## [Exercise aim]
Every entry here needs to be repeated exactly.

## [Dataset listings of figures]

━━━━━━━━━━━━━━━━━━━━━━━━━━━━━━

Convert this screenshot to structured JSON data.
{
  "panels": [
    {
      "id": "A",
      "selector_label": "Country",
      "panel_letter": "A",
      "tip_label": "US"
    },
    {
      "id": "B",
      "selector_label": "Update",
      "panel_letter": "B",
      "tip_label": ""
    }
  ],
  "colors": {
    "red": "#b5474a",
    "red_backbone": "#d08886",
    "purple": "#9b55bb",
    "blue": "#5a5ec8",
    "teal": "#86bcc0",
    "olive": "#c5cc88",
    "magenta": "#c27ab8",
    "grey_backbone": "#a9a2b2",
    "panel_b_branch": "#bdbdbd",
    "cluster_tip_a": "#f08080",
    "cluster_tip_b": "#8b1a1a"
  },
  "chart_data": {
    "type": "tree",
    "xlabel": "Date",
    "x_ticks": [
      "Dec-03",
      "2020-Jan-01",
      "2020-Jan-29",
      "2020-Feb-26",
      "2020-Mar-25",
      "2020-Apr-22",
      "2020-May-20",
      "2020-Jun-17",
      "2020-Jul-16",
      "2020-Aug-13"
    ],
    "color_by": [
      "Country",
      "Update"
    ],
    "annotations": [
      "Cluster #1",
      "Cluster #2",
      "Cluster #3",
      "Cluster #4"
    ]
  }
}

━━━━━━━━━━━━━━━━━━━━━━━━━━━━━━

## [Correct answer]
Convert this screenshot to structured JSON data.
{
  "panels": [
    {
      "id": "A",
      "selector_label": "Country",
      "panel_letter": "A",
      "tip_label": "US"
    },
    {
      "id": "B",
      "selector_label": "Update",
      "panel_letter": "B",
      "tip_label": ""
    }
  ],
  "colors": {
    "red": "#b5474a",
    "red_backbone": "#d08886",
    "purple": "#9b55bb",
    "blue": "#5a5ec8",
    "teal": "#86bcc0",
    "olive": "#c5cc88",
    "magenta": "#c27ab8",
    "grey_backbone": "#a9a2b2",
    "panel_b_branch": "#bdbdbd",
    "cluster_tip_a": "#f08080",
    "cluster_tip_b": "#8b1a1a"
  },
  "chart_data": {
    "type": "tree",
    "xlabel": "Date",
    "x_ticks": [
      "Dec-03",
      "2020-Jan-01",
      "2020-Jan-29",
      "2020-Feb-26",
      "2020-Mar-25",
      "2020-Apr-22",
      "2020-May-20",
      "2020-Jun-17",
      "2020-Jul-16",
      "2020-Aug-13"
    ],
    "color_by": [
      "Country",
      "Update"
    ],
    "annotations": [
      "Cluster #1",
      "Cluster #2",
      "Cluster #3",
      "Cluster #4"
    ]
  }
}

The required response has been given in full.